In both cases, the measurements are outcomes of the purchase process and are not constructed in response to being asked a question. That is, the hotel search process is observed, unobtrusively, and familiarity is a straightforward recall question with minimal inference required from the consumer. Familiarity is measured as a sequence of achievements: one does not recognize the name of the hotel, one has some sense of familiarity but no knowledge, one has heard something about the hotel, or one has stayed there themselves. Preference has already shaped these measures. That which is preferred becomes familiar over time through awareness, consideration and usage.

Consumer Preference as Value Proposition and Not Separate Utilities

Can I simply tell you what I am trying to accomplish? I want to perform a matrix factorization that takes as input the type of data matrix that we have been discussing with consumers as the rows and brands or features as the columns. My goal is to factor or decompose that data matrix into two parts. The first part will bring together the separate brands or features into a value proposition, and the second part will tells us the appeal of each value proposition for every respondent.

(PROBLEMS)
1) Why does the consumer preference passage say that preference has already shaped the familiarity measures? Answer in one to three sentences.
2) Transcribe the consumer preference passage from "Consumer Preference as" to "for every respondent.".
3) Pick up the consumer preference passage after its last sentence and keep writing.

(GIVEN DATA)
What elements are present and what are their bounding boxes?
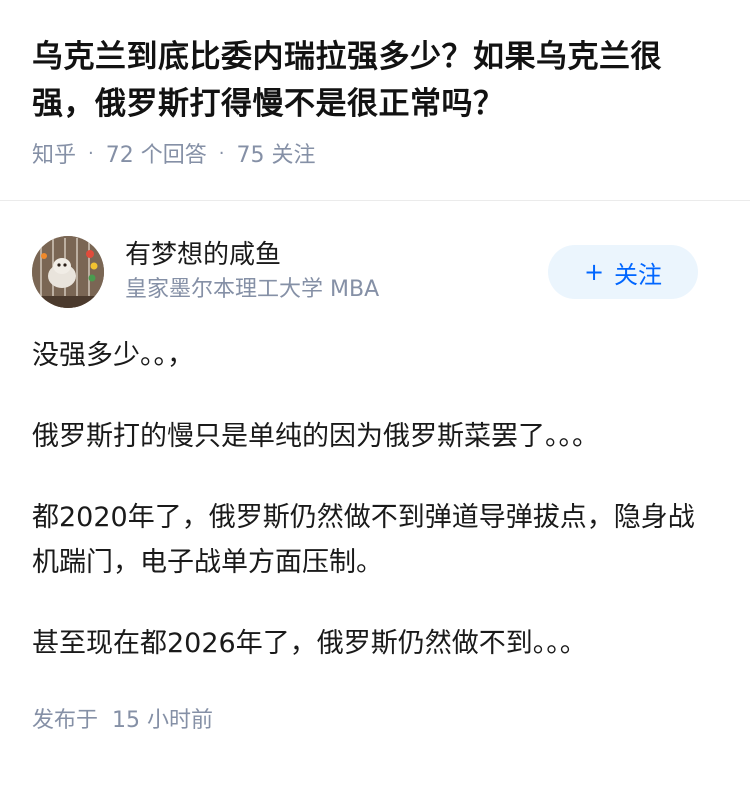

(ANSWERS FOR THE EXERCISE)
1) Whatever is preferred becomes familiar over time through awareness, consideration and usage. So the level of familiarity a consumer reports already reflects that preference.

2)
Consumer Preference as Value Proposition and Not Separate Utilities

Can I simply tell you what I am trying to accomplish? I want to perform a matrix factorization that takes as input the type of data matrix that we have been discussing with consumers as the rows and brands or features as the columns. My goal is to factor or decompose that data matrix into two parts. The first part will bring together the separate brands or features into a value proposition, and the second part will tells us the appeal of each value proposition for every respondent.

3)
Purchase strategies are not scalable. Choice modeling might work for a few alternatives and a small number of features, but it will not help us find the hotel we want. What we want can be described by the customer value proposition and recovered by matrix factorization of any data matrix shaped by consumer preferences. If it helps, one can think of the value proposition as the ideal product or service and the purchase process as attempting to get as close to that ideal as possible. Of course, choice is contextual for the hotel that one seeks for a business meeting or conference is not the hotel that one would select for a romantic weekend getaway. We make a serious mistake when we ignore context for the consumer books hotel rooms only when some purpose is served.

In a previous post I showed how nonnegative matrix factorization (NMF) can identify pathways in the consumer decision journey. Hotel search is merely another application, although this time the columns will be features and not information sources. NMF handles the sparse data matrix resulting from hotel search engines that provide so much information on so many different hotels and consumers who have the time and interest to view only a small fraction of all that is available. Moreover, the R package NMF brings the analysis and the interpretation within reach of any researcher comfortable with factor loadings and factor scores. You can find the details in the previous post from the above link, or you can go to another example in a second post.

Much of what you have learned running factor analyses can be applied to NMF. Instead of factor loadings, NMF uses a coefficient matrix to link the observed features or brands in the columns to the latent components. This coefficient matrix is interpreted in much the same way as one interprets factor loadings. However, the latent variables are not dimensions. I have called them latent components; others refer to them as latent features. We do not seem to possess the right terminology because we see products and services as feature bundles with preference residing in the feature levels and the overall utility as simply the sum of its feature-level utilities. Utility theory and conjoint analysis assume that we live in the high-dimensional parameter space defined by the degrees of freedom associated with feature levels (e.g., 167 dimensions in the Courtyard by Marriott conjoint analysis).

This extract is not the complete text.